_Extrait du texte:_

____

Séance du 21 mars 2000







M. le président. « Art. 6 ter. - L'article 4 de la loi n° 75-1 du 3 janvier 1975 portant création du Centre national d'art et de culture Georges-Pompidou est ainsi rédigé :
« Art. 4 . - L'établissement public est administré par un conseil d'administration et dirigé par un président nommé par décret en conseil des ministres.
« Le conseil d'administration comprend des représentants de l'Etat, des parlementaires, le maire de Paris ou son représentant, des personnalités qualifiées ainsi que des représentants élus du personnel.
« La composition du conseil d'administration est fixée par décret en Conseil d'Etat. »
Par amendement n° 8, M. Lagauche, au nom de la commission, propose de supprimer cet article.
La parole est à M. le rapporteur.
M. Serge Lagauche, rapporteur. Cet amendement tend à supprimer la disposition introduite par l'Assemblée nationale, sur proposition du Gouvernement, en vue de modifier la loi du 3 janvier 1975 qui fixe les statuts du Centre national d'art et de culture Georges-Pompidou.
Cette disposition répond au souci légitime de doter cette institution d'un statut comparable à celui des autres grands établissements publics relevant de la tutelle du ministère de la culture.
Cependant, il semble qu'en cette matière les préoccupations d'efficacité administrative qui honorent le Gouvernement n'aient pas permis de mener cette réforme en concertation avec les dirigeants actuels du Centre.
Mais, madame la ministre, si vous vous montrez aussi convaincante que sur l'amendement précédent, je crains que vos propos n'emportent le succès ! (Sourires.)
M. le président. Quel est l'avis du Gouvernement ?
Mme Catherine Trautmann, ministre de la culture et de la communication. Monsieur le rapporteur, vous êtes très encourageant ! (Nouveaux sourires.)
En tout état de cause, je ne peux être que défavorable à un amendement tendant à supprimer une disposition introduite dans ce texte sur mon initiative, et ce, alors même que le Musée national d'art moderne du Centre Georges-Pompidou vient de rouvrir et qu'il prend une dimension nouvelle grâce aux investissements pluriannuels dégagés et aux acquisitions rendues possibles ces derniers temps, avec l'objectif de présenter plus amplement au public les richesses du patrimoine national.

____

_Relevé:_

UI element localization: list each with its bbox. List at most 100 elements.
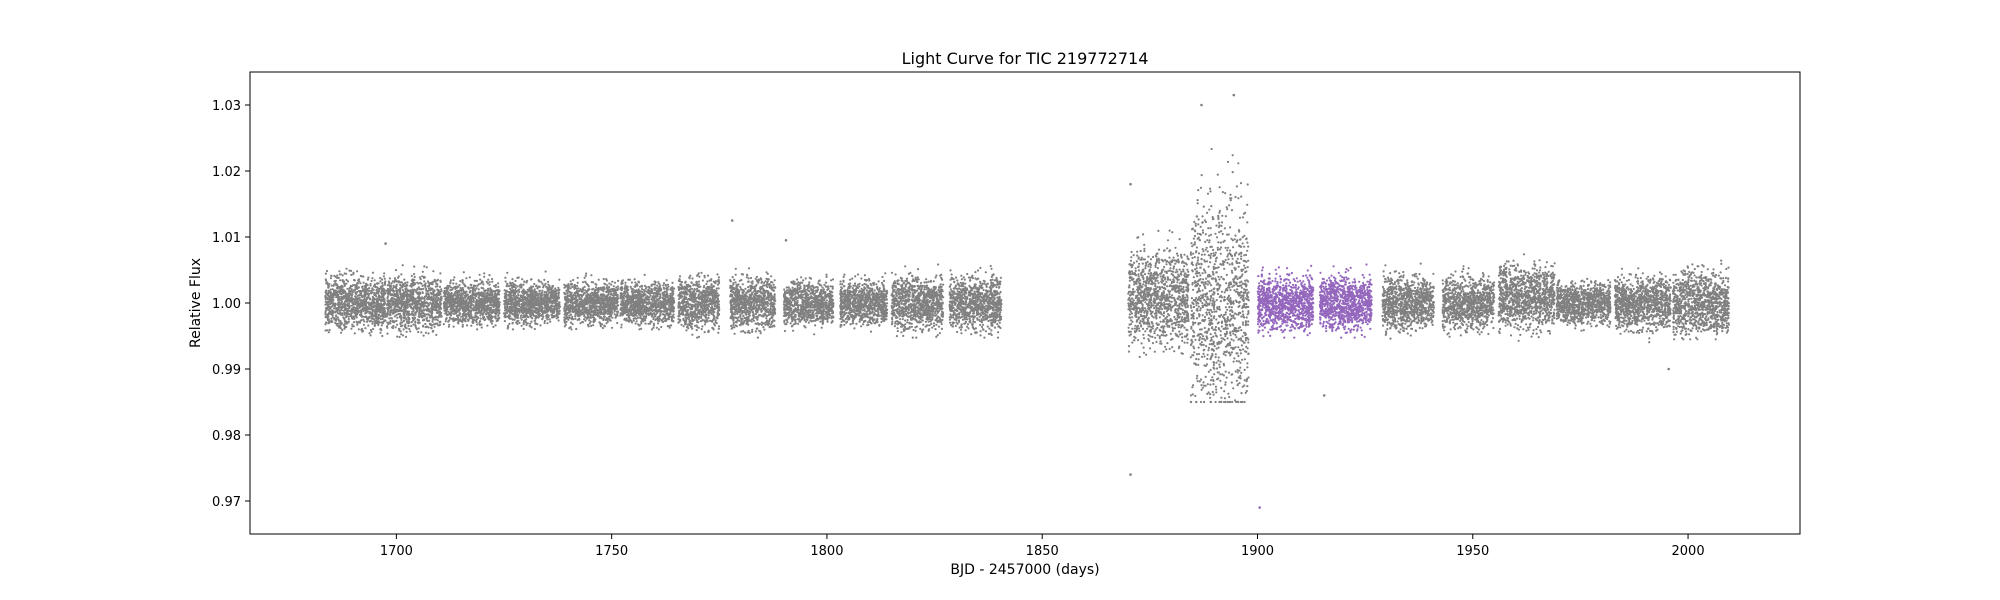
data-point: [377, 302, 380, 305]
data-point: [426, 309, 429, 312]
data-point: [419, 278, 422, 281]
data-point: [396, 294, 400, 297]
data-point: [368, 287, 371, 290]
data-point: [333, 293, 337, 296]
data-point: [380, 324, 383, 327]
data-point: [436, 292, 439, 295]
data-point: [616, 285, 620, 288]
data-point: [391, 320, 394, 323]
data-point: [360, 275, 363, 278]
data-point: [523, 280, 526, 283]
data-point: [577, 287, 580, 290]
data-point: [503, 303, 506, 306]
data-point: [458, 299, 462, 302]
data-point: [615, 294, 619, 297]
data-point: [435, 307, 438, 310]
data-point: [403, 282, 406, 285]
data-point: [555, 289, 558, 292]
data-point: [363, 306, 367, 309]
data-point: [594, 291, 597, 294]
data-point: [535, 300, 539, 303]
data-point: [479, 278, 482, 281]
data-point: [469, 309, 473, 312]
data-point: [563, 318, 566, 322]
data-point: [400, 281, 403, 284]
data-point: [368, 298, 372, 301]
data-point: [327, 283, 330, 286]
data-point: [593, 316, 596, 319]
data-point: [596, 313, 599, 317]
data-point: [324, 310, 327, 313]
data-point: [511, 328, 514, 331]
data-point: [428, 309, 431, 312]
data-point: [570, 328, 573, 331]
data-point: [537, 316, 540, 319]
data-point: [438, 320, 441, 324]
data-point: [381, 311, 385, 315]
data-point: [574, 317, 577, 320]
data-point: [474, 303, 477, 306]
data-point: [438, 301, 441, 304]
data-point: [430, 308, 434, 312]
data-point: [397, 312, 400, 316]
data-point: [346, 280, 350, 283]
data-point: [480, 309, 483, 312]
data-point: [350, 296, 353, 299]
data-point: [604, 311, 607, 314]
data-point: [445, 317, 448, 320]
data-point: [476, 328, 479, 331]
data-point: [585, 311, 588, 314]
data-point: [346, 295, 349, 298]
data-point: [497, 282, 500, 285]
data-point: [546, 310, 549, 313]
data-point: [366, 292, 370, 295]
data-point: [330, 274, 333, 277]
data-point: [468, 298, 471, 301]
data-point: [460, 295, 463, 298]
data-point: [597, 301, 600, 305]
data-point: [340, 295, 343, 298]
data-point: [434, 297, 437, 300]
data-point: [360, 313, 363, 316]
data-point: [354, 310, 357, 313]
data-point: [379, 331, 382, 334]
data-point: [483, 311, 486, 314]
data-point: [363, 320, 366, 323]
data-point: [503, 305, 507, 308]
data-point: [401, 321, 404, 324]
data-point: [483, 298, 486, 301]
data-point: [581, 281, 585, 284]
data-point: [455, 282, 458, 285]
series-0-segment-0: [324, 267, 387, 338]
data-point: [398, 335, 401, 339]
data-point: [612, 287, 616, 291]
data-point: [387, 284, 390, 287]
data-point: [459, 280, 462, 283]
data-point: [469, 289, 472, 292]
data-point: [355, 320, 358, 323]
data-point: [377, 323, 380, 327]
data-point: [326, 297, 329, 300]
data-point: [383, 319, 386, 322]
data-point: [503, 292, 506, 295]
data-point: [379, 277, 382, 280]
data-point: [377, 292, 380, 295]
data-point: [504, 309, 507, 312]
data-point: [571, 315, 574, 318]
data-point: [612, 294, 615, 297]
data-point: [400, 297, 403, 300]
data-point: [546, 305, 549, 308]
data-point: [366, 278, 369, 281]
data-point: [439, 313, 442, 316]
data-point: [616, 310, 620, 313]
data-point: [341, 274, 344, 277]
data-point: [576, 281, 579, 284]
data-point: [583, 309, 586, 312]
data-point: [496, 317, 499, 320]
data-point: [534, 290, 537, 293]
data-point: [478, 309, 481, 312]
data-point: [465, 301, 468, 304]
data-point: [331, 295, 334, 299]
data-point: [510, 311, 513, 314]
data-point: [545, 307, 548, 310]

____

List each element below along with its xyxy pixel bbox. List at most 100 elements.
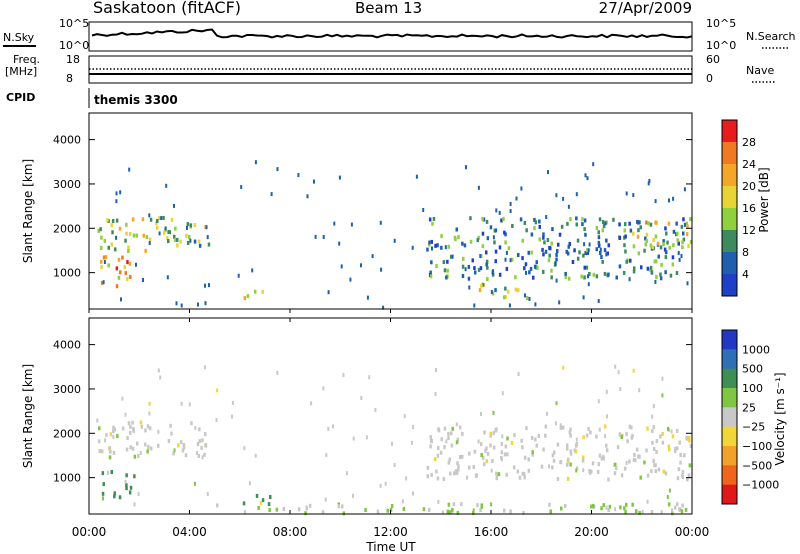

____

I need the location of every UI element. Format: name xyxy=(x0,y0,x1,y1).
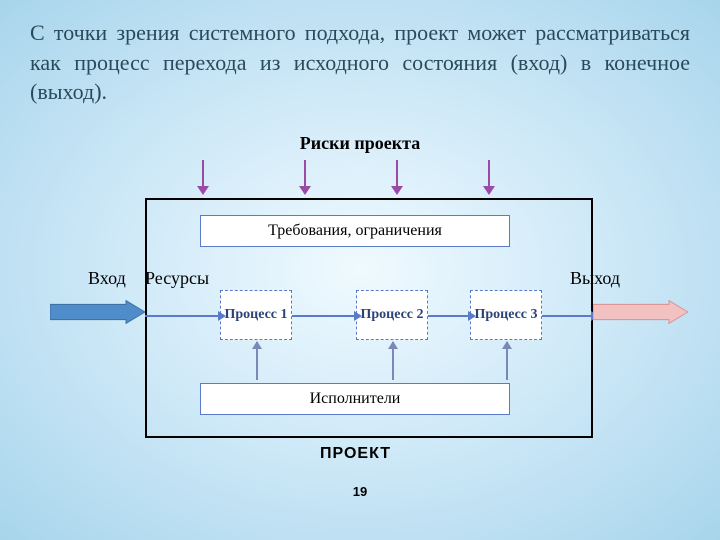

____

_Consigne A:_
Recopiez sans rien changer le passage du compte rendu de séance sur le Centre Georges-Pompidou qui commence aux mots "M. Serge Lagauche, rapporteur." et s'arrête après "succès ! (Sourires.)".
_Consigne B:_
Reprenez le compte rendu de séance sur le Centre Georges-Pompidou là où il s'interrompt et poursuivez-le.
Les lignes n'interviennent en rien dans ce travail.

_Résultat attendu A:_
M. Serge Lagauche, rapporteur. Cet amendement tend à supprimer la disposition introduite par l'Assemblée nationale, sur proposition du Gouvernement, en vue de modifier la loi du 3 janvier 1975 qui fixe les statuts du Centre national d'art et de culture Georges-Pompidou.
Cette disposition répond au souci légitime de doter cette institution d'un statut comparable à celui des autres grands établissements publics relevant de la tutelle du ministère de la culture.
Cependant, il semble qu'en cette matière les préoccupations d'efficacité administrative qui honorent le Gouvernement n'aient pas permis de mener cette réforme en concertation avec les dirigeants actuels du Centre.
Mais, madame la ministre, si vous vous montrez aussi convaincante que sur l'amendement précédent, je crains que vos propos n'emportent le succès ! (Sourires.)

_Résultat attendu B:_
La commission propose de supprimer l'article 6 ter , adopté par l'Assemblée nationale, qui vise à mettre en place un conseil d'administration en vue de doter le Centre Georges-Pompidou d'une structure juridique qui serait véritablement associée aux décisions et ne se limiterait donc pas à rendre des avis. En effet, un établissement tel que le Centre Georges-Pompidou est confronté, en plus des décisions à caractère scientifique, à des décisions plus lourdes, des décisions financières.
La volonté de moderniser cette structure et de renforcer les pouvoirs des organes dirigeants a conduit à rechercher une formule plus adaptée, qui traduit le caractère plus concerté que doit avoir un établissement rendant à la population un service public culturel.
Il me paraît parfaitement logique que, au-delà des instances dirigeantes proprement dites, l'Etat, le Parlement, le personnel, les personnalités qualifiées, qui sont d'ailleurs aujourd'hui engagées dans le conseil d'orientation, puissent donner pleinement leur avis et se prononcer au sein de ce conseil d'administration.
Cette réforme structurelle devrait donc permettre d'approfondir ces actions en confortant le rôle et les attributions du conseil d'orientation, présidé actuellement de façon tout à fait remarquable par M. le sénateur Marcel Vidal, dans un souci à la fois de sagesse et d'évolution, et conformément à l'éthique du service public. Cet organe regrouperait la totalité des compétences dévolues aujourd'hui aux deux organismes distincts que sont le conseil de direction et le conseil d'orientation.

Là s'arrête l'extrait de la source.